* Start *

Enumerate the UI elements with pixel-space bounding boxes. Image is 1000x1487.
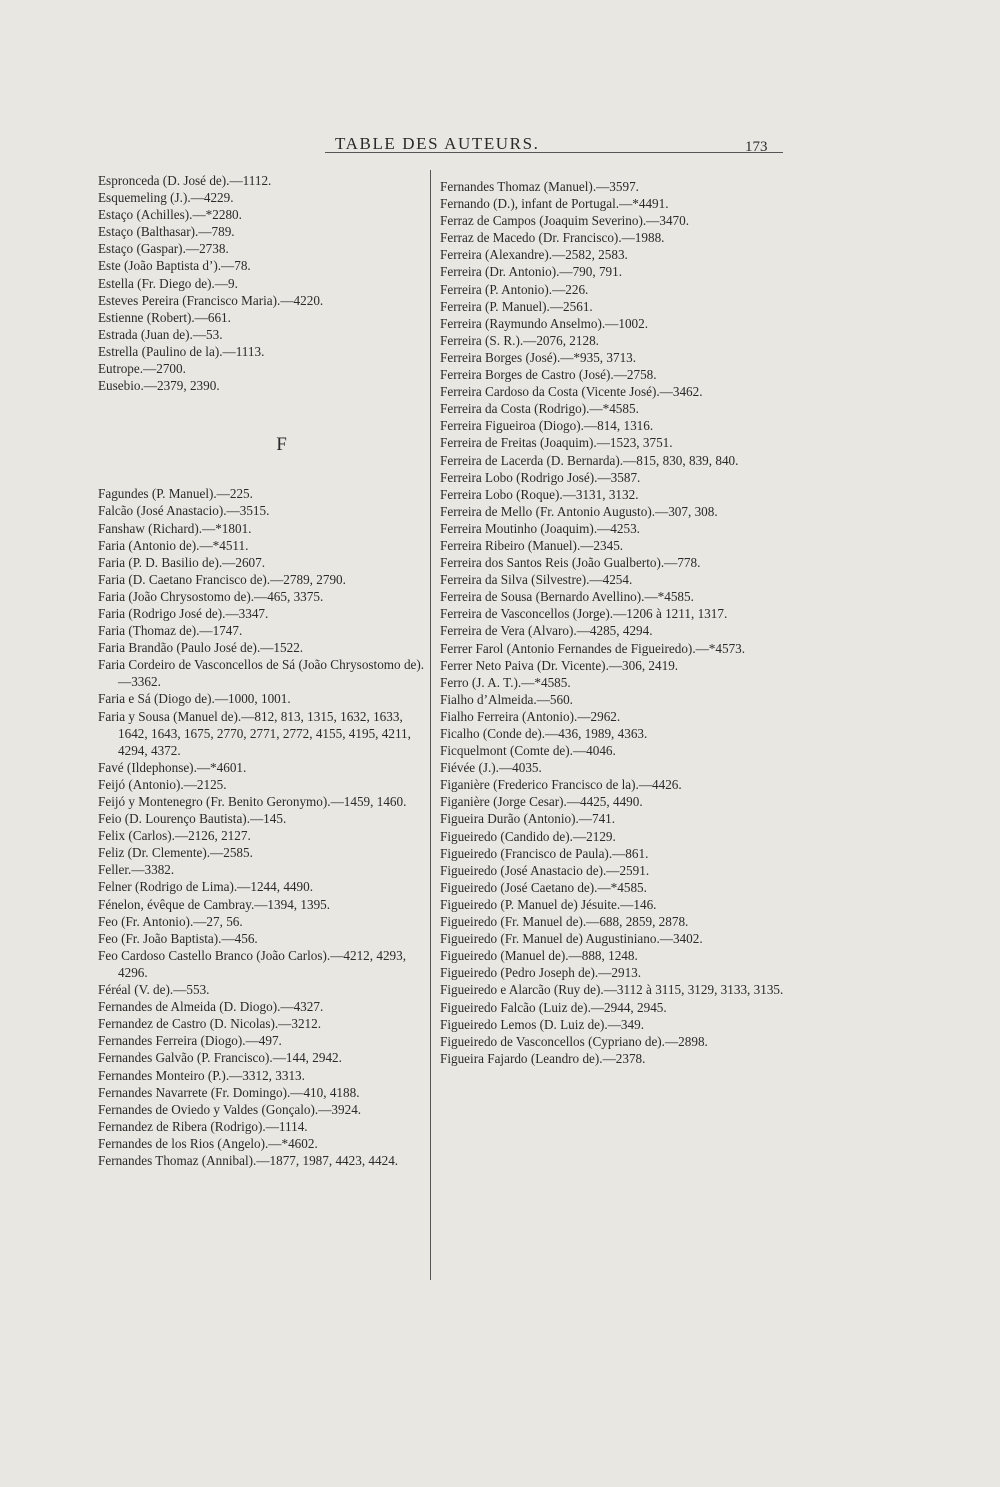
- index-entry: Ferreira de Vera (Alvaro).—4285, 4294.: [440, 623, 653, 639]
- index-entry: Figueiredo (José Anastacio de).—2591.: [440, 862, 650, 878]
- index-entry: Fanshaw (Richard).—*1801.: [98, 520, 252, 536]
- index-entry: Feijó (Antonio).—2125.: [98, 776, 227, 792]
- index-entry: Faria Cordeiro de Vasconcellos de Sá (João Chrysostomo de).—3362.: [98, 657, 425, 690]
- running-title: TABLE DES AUTEURS.: [335, 134, 540, 153]
- index-entry: Ferreira da Silva (Silvestre).—4254.: [440, 572, 633, 588]
- index-entry: Feliz (Dr. Clemente).—2585.: [98, 845, 253, 861]
- index-entry: Figanière (Jorge Cesar).—4425, 4490.: [440, 794, 643, 810]
- index-entry: Fernandes Thomaz (Annibal).—1877, 1987, 4423, 4424.: [98, 1152, 399, 1168]
- index-entry: Feo Cardoso Castello Branco (João Carlos).—4212, 4293, 4296.: [98, 947, 407, 980]
- index-entry: Ferreira Lobo (Rodrigo José).—3587.: [440, 469, 641, 485]
- index-entry: Ferreira Borges de Castro (José).—2758.: [440, 367, 657, 383]
- index-entry: Ferrer Neto Paiva (Dr. Vicente).—306, 2419.: [440, 657, 679, 673]
- entries-list: [440, 178, 785, 1067]
- index-entry: Fernandes de Oviedo y Valdes (Gonçalo).—3924.: [98, 1101, 362, 1117]
- index-entry: Faria e Sá (Diogo de).—1000, 1001.: [98, 691, 291, 707]
- index-entry: Ferreira Lobo (Roque).—3131, 3132.: [440, 486, 639, 502]
- index-entry: Eutrope.—2700.: [98, 361, 186, 377]
- index-entry: Ferreira (Dr. Antonio).—790, 791.: [440, 264, 623, 280]
- index-entry: Fernandez de Castro (D. Nicolas).—3212.: [98, 1016, 322, 1032]
- index-entry: Faria (Antonio de).—*4511.: [98, 537, 249, 553]
- index-entry: Estaço (Gaspar).—2738.: [98, 241, 229, 257]
- index-entry: Faria (João Chrysostomo de).—465, 3375.: [98, 588, 324, 604]
- index-entry: Ferreira da Costa (Rodrigo).—*4585.: [440, 401, 639, 417]
- index-entry: Ferreira (Raymundo Anselmo).—1002.: [440, 315, 649, 331]
- index-entry: Ferraz de Macedo (Dr. Francisco).—1988.: [440, 230, 665, 246]
- index-entry: Ferreira (S. R.).—2076, 2128.: [440, 332, 599, 348]
- index-entry: Estaço (Balthasar).—789.: [98, 224, 235, 240]
- index-entry: Figueiredo (Manuel de).—888, 1248.: [440, 948, 638, 964]
- index-entry: Ferro (J. A. T.).—*4585.: [440, 674, 571, 690]
- index-entry: Feo (Fr. Antonio).—27, 56.: [98, 913, 243, 929]
- index-entry: Figueiredo (Francisco de Paula).—861.: [440, 845, 649, 861]
- index-entry: Fernando (D.), infant de Portugal.—*4491.: [440, 196, 669, 212]
- index-entry: Estaço (Achilles).—*2280.: [98, 207, 242, 223]
- index-entry: Ferreira Moutinho (Joaquim).—4253.: [440, 520, 640, 536]
- index-entry: Féréal (V. de).—553.: [98, 982, 210, 998]
- index-entry: Figueiredo (Candido de).—2129.: [440, 828, 616, 844]
- index-entry: Fernandes Ferreira (Diogo).—497.: [98, 1033, 282, 1049]
- index-entry: Fernandes Navarrete (Fr. Domingo).—410, 4188.: [98, 1084, 360, 1100]
- header-rule: [325, 152, 783, 153]
- index-entry: Ferreira de Lacerda (D. Bernarda).—815, 830, 839, 840.: [440, 452, 739, 468]
- index-entry: Fernandes Galvão (P. Francisco).—144, 2942.: [98, 1050, 342, 1066]
- index-entry: Faria (Thomaz de).—1747.: [98, 623, 243, 639]
- index-entry: Faria y Sousa (Manuel de).—812, 813, 1315, 1632, 1633, 1642, 1643, 1675, 2770, 2771, 2772, 4155, 4195, 4211, 4294, 4372.: [98, 708, 411, 758]
- entries-before-list: [98, 172, 430, 394]
- index-entry: Ferreira de Sousa (Bernardo Avellino).—*4585.: [440, 589, 694, 605]
- index-entry: Figueiredo (Pedro Joseph de).—2913.: [440, 965, 642, 981]
- index-entry: Feio (D. Lourenço Bautista).—145.: [98, 811, 287, 827]
- index-entry: Felix (Carlos).—2126, 2127.: [98, 828, 251, 844]
- index-entry: Figueiredo Falcão (Luiz de).—2944, 2945.: [440, 999, 667, 1015]
- index-entry: Faria (Rodrigo José de).—3347.: [98, 605, 269, 621]
- index-entry: Figueiredo de Vasconcellos (Cypriano de).—2898.: [440, 1033, 708, 1049]
- index-entry: Ferreira (Alexandre).—2582, 2583.: [440, 247, 628, 263]
- index-entry: Fernandes Thomaz (Manuel).—3597.: [440, 179, 639, 194]
- section-letter: F: [276, 434, 287, 456]
- index-entry: Estrada (Juan de).—53.: [98, 326, 223, 342]
- index-entry: Falcão (José Anastacio).—3515.: [98, 503, 270, 519]
- index-entry: Ferreira dos Santos Reis (João Gualberto).—778.: [440, 555, 701, 571]
- index-entry: Faria (D. Caetano Francisco de).—2789, 2790.: [98, 571, 346, 587]
- index-entry: Ferreira Figueiroa (Diogo).—814, 1316.: [440, 418, 654, 434]
- index-entry: Ficalho (Conde de).—436, 1989, 4363.: [440, 726, 648, 741]
- index-entry: Eusebio.—2379, 2390.: [98, 378, 220, 394]
- index-entry: Favé (Ildephonse).—*4601.: [98, 759, 247, 775]
- index-entry: Estrella (Paulino de la).—1113.: [98, 343, 265, 359]
- entries-after-list: [98, 485, 430, 1169]
- index-entry: Figueiredo (Fr. Manuel de) Augustiniano.—3402.: [440, 931, 703, 947]
- index-entry: Faria (P. D. Basilio de).—2607.: [98, 554, 266, 570]
- page-number: 173: [745, 139, 768, 155]
- index-entry: Estienne (Robert).—661.: [98, 309, 231, 325]
- index-entry: Fialho d’Almeida.—560.: [440, 691, 573, 707]
- index-entry: Ferrer Farol (Antonio Fernandes de Figueiredo).—*4573.: [440, 640, 746, 656]
- index-entry: Ferreira de Freitas (Joaquim).—1523, 3751.: [440, 435, 673, 451]
- index-entry: Ferreira de Vasconcellos (Jorge).—1206 à 1211, 1317.: [440, 606, 728, 622]
- index-entry: Fernandes de Almeida (D. Diogo).—4327.: [98, 999, 324, 1015]
- index-entry: Esteves Pereira (Francisco Maria).—4220.: [98, 292, 324, 308]
- index-entry: Esquemeling (J.).—4229.: [98, 190, 234, 206]
- index-entry: Felner (Rodrigo de Lima).—1244, 4490.: [98, 879, 313, 895]
- index-entry: Fernandes Monteiro (P.).—3312, 3313.: [98, 1067, 305, 1083]
- index-entry: Ferreira Cardoso da Costa (Vicente José).—3462.: [440, 384, 703, 400]
- index-entry: Figueiredo (Fr. Manuel de).—688, 2859, 2878.: [440, 914, 689, 930]
- column-divider: [430, 170, 431, 1280]
- index-entry: Fiévée (J.).—4035.: [440, 760, 542, 776]
- index-entry: Espronceda (D. José de).—1112.: [98, 173, 272, 188]
- left-column: [98, 172, 430, 1169]
- index-entry: Figueiredo e Alarcão (Ruy de).—3112 à 3115, 3129, 3133, 3135.: [440, 982, 784, 998]
- index-entry: Figueiredo (José Caetano de).—*4585.: [440, 879, 647, 895]
- index-entry: Ferraz de Campos (Joaquim Severino).—3470.: [440, 213, 690, 229]
- index-entry: Fialho Ferreira (Antonio).—2962.: [440, 708, 621, 724]
- index-entry: Faria Brandão (Paulo José de).—1522.: [98, 640, 304, 656]
- index-entry: Ferreira (P. Antonio).—226.: [440, 281, 589, 297]
- index-entry: Ferreira Borges (José).—*935, 3713.: [440, 349, 637, 365]
- index-entry: Feller.—3382.: [98, 862, 175, 878]
- index-entry: Figueiredo (P. Manuel de) Jésuite.—146.: [440, 896, 657, 912]
- index-entry: Fernandes de los Rios (Angelo).—*4602.: [98, 1135, 318, 1151]
- right-column: [440, 178, 785, 1067]
- index-entry: Fagundes (P. Manuel).—225.: [98, 486, 253, 502]
- index-entry: Este (João Baptista d’).—78.: [98, 258, 251, 274]
- index-entry: Figueira Durão (Antonio).—741.: [440, 811, 616, 827]
- index-entry: Figueiredo Lemos (D. Luiz de).—349.: [440, 1016, 644, 1032]
- index-entry: Feijó y Montenegro (Fr. Benito Geronymo).—1459, 1460.: [98, 794, 407, 809]
- index-entry: Estella (Fr. Diego de).—9.: [98, 275, 238, 291]
- index-entry: Fernandez de Ribera (Rodrigo).—1114.: [98, 1118, 308, 1134]
- index-entry: Fénelon, évêque de Cambray.—1394, 1395.: [98, 896, 331, 912]
- index-entry: Ferreira de Mello (Fr. Antonio Augusto).—307, 308.: [440, 503, 718, 519]
- index-entry: Figanière (Frederico Francisco de la).—4426.: [440, 777, 682, 793]
- index-entry: Figueira Fajardo (Leandro de).—2378.: [440, 1050, 646, 1066]
- index-entry: Ferreira Ribeiro (Manuel).—2345.: [440, 537, 624, 553]
- index-entry: Ficquelmont (Comte de).—4046.: [440, 743, 616, 759]
- index-entry: Feo (Fr. João Baptista).—456.: [98, 930, 258, 946]
- index-entry: Ferreira (P. Manuel).—2561.: [440, 298, 593, 314]
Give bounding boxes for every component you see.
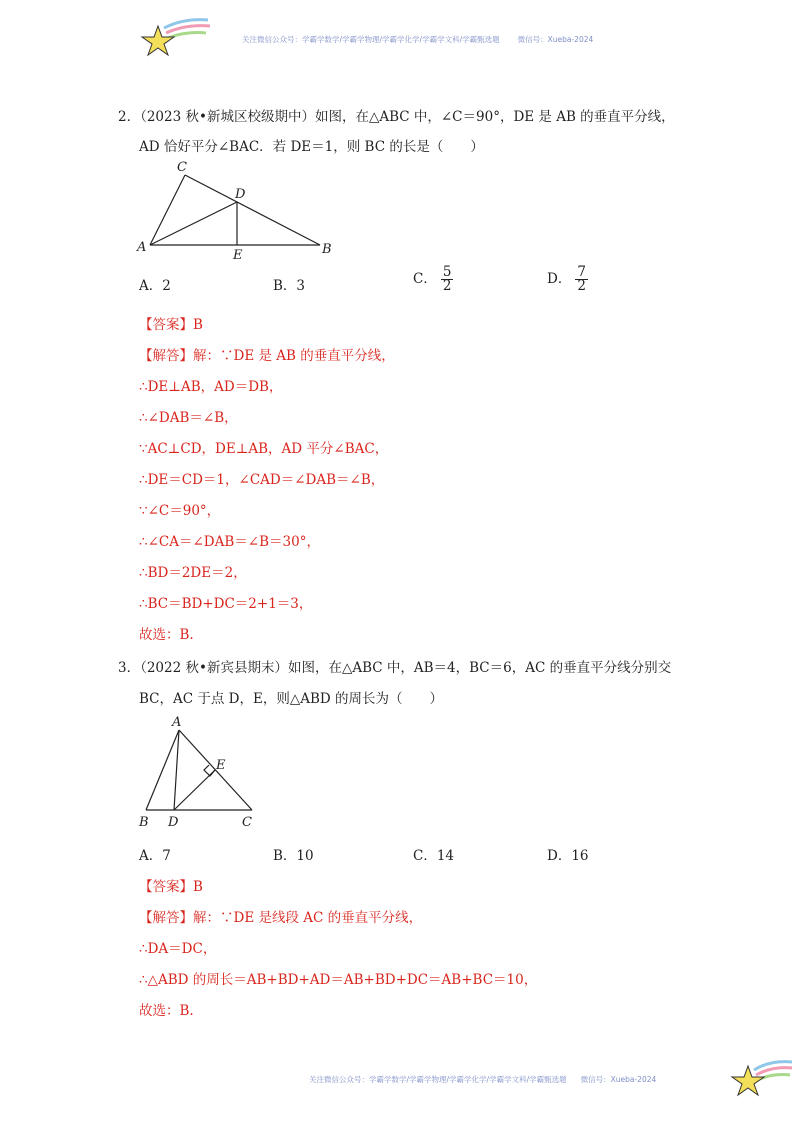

* End *

Required task: Please reproduce the listing from the line with "- index-entry: Ferreira de Vera" up to and including the line with "- index-entry: Feliz", substituting "Fanshawe" for "Fanshaw" and leaving everything else unchanged.

Correct answer:
- index-entry: Ferreira de Vera (Alvaro).—4285, 4294.: [440, 623, 653, 639]
- index-entry: Figueiredo (José Anastacio de).—2591.: [440, 862, 650, 878]
- index-entry: Fanshawe (Richard).—*1801.: [98, 520, 252, 536]
- index-entry: Feijó (Antonio).—2125.: [98, 776, 227, 792]
- index-entry: Faria Cordeiro de Vasconcellos de Sá (João Chrysostomo de).—3362.: [98, 657, 425, 690]
- running-title: TABLE DES AUTEURS.: [335, 134, 540, 153]
- index-entry: Ferreira da Silva (Silvestre).—4254.: [440, 572, 633, 588]
- index-entry: Feliz (Dr. Clemente).—2585.: [98, 845, 253, 861]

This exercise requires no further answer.